Extracted records:
>>>
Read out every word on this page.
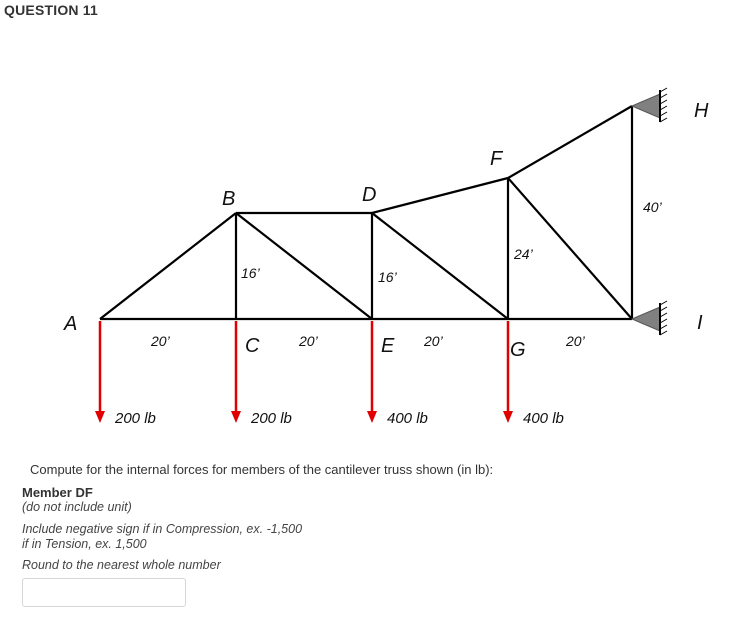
QUESTION 11
A
B
C
D
E
F
G
H
I
20’	20’	20’	20’
16’	16’
24’
40’
200 lb	200 lb	400 lb	400 lb
Compute for the internal forces for members of the cantilever truss shown (in lb):
Member DF
(do not include unit)
Include negative sign if in Compression, ex. -1,500
if in Tension, ex. 1,500
Round to the nearest whole number
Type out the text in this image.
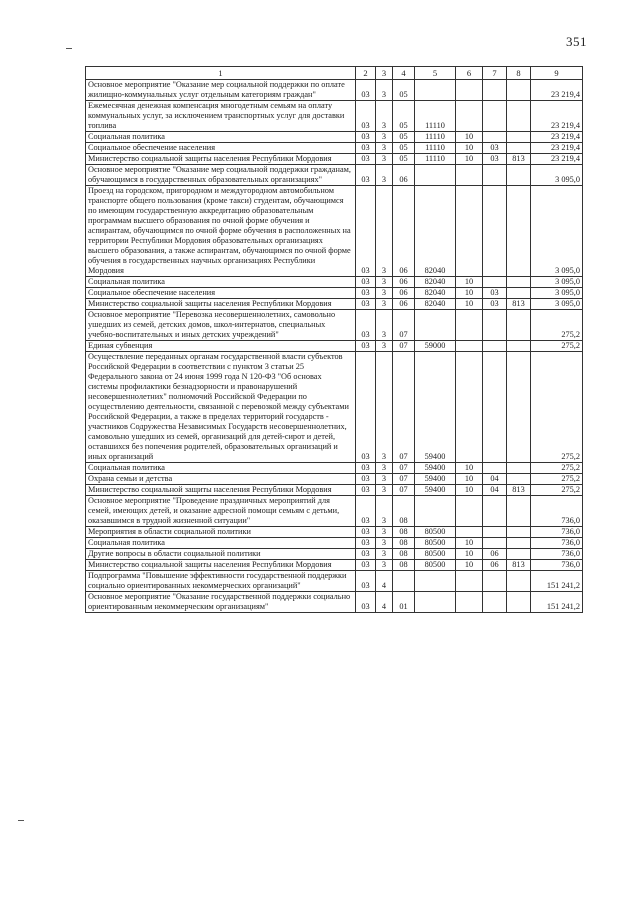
351
1	2	3	4	5	6	7	8	9

Основное мероприятие "Оказание мер социальной поддержки по оплате жилищно-коммунальных услуг отдельным категориям граждан"	03	3	05					23 219,4

Ежемесячная денежная компенсация многодетным семьям на оплату коммунальных услуг, за исключением транспортных услуг для доставки топлива	03	3	05	11110				23 219,4

Социальная политика	03	3	05	11110	10			23 219,4

Социальное обеспечение населения	03	3	05	11110	10	03		23 219,4

Министерство социальной защиты населения Республики Мордовия	03	3	05	11110	10	03	813	23 219,4

Основное мероприятие "Оказание мер социальной поддержки гражданам, обучающимся в государственных образовательных организациях"	03	3	06					3 095,0

Проезд на городском, пригородном и междугородном автомобильном транспорте общего пользования (кроме такси) студентам, обучающимся по имеющим государственную аккредитацию образовательным программам высшего образования по очной форме обучения и аспирантам, обучающимся по очной форме обучения в расположенных на территории Республики Мордовия образовательных организациях высшего образования, а также аспирантам, обучающимся по очной форме обучения в государственных научных организациях Республики Мордовия	03	3	06	82040				3 095,0

Социальная политика	03	3	06	82040	10			3 095,0

Социальное обеспечение населения	03	3	06	82040	10	03		3 095,0

Министерство социальной защиты населения Республики Мордовия	03	3	06	82040	10	03	813	3 095,0

Основное мероприятие "Перевозка несовершеннолетних, самовольно ушедших из семей, детских домов, школ-интернатов, специальных учебно-воспитательных и иных детских учреждений"	03	3	07					275,2

Единая субвенция	03	3	07	59000				275,2

Осуществление переданных органам государственной власти субъектов Российской Федерации в соответствии с пунктом 3 статьи 25 Федерального закона от 24 июня 1999 года N 120-ФЗ "Об основах системы профилактики безнадзорности и правонарушений несовершеннолетних" полномочий Российской Федерации по осуществлению деятельности, связанной с перевозкой между субъектами Российской Федерации, а также в пределах территорий государств - участников Содружества Независимых Государств несовершеннолетних, самовольно ушедших из семей, организаций для детей-сирот и детей, оставшихся без попечения родителей, образовательных организаций и иных организаций	03	3	07	59400				275,2

Социальная политика	03	3	07	59400	10			275,2

Охрана семьи и детства	03	3	07	59400	10	04		275,2

Министерство социальной защиты населения Республики Мордовия	03	3	07	59400	10	04	813	275,2

Основное мероприятие "Проведение праздничных мероприятий для семей, имеющих детей, и оказание адресной помощи семьям с детьми, оказавшимся в трудной жизненной ситуации"	03	3	08					736,0

Мероприятия в области социальной политики	03	3	08	80500				736,0

Социальная политика	03	3	08	80500	10			736,0

Другие вопросы в области социальной политики	03	3	08	80500	10	06		736,0

Министерство социальной защиты населения Республики Мордовия	03	3	08	80500	10	06	813	736,0

Подпрограмма "Повышение эффективности государственной поддержки социально ориентированных некоммерческих организаций"	03	4						151 241,2

Основное мероприятие "Оказание государственной поддержки социально ориентированным некоммерческим организациям"	03	4	01					151 241,2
<<<
REQUIRED WORK | State how many lines in the records above contain the word "Социальное", giving only the number.

OUTPUT FOR THIS EXERCISE | 2